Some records
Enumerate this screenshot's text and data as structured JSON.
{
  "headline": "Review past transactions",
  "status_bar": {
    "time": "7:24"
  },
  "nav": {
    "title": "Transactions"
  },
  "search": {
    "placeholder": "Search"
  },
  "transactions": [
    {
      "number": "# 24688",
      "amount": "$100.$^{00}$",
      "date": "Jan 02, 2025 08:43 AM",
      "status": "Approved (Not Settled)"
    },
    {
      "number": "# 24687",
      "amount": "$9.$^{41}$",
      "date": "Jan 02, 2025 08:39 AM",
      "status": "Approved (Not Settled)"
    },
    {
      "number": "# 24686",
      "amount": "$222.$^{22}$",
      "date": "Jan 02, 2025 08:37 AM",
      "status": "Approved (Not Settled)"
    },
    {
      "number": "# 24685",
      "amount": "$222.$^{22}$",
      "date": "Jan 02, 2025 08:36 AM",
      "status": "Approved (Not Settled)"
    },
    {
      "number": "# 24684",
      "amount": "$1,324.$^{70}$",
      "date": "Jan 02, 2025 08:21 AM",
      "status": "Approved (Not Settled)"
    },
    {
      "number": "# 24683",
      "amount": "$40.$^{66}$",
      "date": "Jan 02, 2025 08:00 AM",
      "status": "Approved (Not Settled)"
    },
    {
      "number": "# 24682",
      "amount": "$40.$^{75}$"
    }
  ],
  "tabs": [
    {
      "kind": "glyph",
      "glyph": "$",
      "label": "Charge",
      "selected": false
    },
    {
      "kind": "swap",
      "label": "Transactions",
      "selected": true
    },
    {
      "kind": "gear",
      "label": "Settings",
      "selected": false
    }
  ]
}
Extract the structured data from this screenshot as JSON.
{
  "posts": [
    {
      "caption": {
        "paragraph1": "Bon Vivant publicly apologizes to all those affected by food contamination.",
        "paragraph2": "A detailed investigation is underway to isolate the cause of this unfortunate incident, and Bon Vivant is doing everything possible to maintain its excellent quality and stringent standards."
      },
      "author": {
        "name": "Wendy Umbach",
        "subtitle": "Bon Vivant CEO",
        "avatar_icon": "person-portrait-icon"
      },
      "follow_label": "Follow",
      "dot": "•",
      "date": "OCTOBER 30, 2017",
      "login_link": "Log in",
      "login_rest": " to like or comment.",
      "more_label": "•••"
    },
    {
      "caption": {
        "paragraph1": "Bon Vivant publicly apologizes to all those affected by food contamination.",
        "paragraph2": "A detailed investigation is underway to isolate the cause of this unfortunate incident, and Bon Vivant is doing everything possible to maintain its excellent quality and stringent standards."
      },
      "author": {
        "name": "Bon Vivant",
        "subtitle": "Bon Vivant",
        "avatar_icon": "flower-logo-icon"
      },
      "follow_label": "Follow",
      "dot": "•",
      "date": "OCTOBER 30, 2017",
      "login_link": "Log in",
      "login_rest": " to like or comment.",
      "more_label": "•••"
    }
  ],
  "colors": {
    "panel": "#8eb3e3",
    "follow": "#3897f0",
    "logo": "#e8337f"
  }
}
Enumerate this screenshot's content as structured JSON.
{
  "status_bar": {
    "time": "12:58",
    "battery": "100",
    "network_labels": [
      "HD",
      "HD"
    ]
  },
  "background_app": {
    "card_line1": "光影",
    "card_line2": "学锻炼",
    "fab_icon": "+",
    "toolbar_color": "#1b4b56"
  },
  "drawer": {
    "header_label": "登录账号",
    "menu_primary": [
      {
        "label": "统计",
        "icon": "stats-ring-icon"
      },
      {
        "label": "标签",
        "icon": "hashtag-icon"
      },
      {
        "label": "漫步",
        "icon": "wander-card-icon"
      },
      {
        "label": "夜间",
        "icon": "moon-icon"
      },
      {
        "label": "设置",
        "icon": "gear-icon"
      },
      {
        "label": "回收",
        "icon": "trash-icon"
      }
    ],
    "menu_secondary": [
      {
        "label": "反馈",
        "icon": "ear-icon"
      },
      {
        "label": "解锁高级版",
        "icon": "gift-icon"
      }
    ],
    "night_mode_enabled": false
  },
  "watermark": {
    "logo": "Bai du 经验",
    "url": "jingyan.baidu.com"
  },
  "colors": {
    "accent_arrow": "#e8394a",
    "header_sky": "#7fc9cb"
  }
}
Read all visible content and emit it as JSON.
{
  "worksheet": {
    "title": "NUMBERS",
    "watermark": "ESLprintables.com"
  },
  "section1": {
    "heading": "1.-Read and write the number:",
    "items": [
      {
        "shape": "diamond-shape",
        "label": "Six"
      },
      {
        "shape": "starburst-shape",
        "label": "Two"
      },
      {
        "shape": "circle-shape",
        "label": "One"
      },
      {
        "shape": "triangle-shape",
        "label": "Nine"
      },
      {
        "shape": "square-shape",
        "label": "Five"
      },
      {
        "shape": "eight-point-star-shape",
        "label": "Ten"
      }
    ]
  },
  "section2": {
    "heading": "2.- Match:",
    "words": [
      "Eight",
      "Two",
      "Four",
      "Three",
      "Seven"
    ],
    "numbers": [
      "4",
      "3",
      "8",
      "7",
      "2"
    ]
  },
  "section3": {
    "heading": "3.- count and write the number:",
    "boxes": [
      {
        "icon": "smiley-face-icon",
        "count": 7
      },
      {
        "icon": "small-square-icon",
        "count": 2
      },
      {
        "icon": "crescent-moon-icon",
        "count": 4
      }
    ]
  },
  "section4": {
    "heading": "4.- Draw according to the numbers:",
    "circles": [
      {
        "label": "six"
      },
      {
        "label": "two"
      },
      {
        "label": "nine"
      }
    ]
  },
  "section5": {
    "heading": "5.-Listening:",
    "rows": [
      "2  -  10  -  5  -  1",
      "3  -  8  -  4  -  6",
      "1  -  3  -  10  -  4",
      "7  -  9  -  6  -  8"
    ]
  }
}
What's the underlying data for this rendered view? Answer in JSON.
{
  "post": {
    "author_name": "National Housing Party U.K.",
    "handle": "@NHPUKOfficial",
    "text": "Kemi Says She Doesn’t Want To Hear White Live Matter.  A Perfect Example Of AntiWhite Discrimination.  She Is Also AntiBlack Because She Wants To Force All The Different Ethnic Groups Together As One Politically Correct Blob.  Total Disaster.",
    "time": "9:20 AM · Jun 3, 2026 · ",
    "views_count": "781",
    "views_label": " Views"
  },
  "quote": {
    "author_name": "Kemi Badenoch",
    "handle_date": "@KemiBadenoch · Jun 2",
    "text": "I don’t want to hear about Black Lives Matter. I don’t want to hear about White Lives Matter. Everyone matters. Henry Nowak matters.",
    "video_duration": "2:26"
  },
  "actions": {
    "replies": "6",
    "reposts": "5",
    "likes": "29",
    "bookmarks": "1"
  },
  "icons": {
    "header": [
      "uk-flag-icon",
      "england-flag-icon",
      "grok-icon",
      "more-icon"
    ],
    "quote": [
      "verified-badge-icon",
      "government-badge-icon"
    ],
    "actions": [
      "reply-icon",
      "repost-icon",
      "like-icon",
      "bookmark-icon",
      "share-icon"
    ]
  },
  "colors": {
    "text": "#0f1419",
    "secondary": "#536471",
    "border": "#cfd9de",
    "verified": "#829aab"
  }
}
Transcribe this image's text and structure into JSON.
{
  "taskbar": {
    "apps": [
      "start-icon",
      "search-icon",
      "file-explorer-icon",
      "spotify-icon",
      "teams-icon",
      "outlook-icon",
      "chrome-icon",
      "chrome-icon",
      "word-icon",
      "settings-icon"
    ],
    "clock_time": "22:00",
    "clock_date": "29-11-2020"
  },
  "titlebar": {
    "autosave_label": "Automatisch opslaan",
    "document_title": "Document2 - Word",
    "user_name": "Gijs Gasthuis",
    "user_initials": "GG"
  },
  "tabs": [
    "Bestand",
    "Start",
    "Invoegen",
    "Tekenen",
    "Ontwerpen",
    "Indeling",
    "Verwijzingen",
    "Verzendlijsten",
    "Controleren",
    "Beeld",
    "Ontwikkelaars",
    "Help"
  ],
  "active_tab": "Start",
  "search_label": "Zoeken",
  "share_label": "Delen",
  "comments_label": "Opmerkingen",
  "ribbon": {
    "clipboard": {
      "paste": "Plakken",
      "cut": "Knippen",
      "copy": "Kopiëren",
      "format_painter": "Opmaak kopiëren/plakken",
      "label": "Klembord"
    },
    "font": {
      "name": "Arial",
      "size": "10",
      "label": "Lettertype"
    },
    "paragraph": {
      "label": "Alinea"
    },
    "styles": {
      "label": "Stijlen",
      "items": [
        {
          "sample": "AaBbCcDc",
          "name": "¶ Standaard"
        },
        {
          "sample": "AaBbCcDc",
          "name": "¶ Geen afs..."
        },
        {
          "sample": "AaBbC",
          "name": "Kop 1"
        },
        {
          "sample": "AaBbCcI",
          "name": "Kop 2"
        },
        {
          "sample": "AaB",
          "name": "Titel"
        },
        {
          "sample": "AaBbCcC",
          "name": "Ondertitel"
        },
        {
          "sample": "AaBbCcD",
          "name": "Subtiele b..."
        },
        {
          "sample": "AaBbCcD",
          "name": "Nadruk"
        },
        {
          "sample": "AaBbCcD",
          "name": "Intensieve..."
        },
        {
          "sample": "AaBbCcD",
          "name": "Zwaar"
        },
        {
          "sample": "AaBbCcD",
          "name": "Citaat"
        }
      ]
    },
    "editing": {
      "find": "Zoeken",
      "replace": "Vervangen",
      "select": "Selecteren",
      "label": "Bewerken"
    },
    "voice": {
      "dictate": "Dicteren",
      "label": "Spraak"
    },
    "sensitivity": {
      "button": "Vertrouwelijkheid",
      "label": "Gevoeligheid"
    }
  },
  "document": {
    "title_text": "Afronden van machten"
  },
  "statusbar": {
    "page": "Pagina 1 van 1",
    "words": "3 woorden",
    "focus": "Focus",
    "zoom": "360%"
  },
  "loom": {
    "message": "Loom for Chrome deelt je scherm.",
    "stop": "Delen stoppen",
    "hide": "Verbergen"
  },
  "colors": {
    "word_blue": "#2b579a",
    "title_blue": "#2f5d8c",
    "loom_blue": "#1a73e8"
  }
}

:: Task instructions ::
Say how many lines of the data include the word "logo". Respond with the number alone.

:: Final result ::
3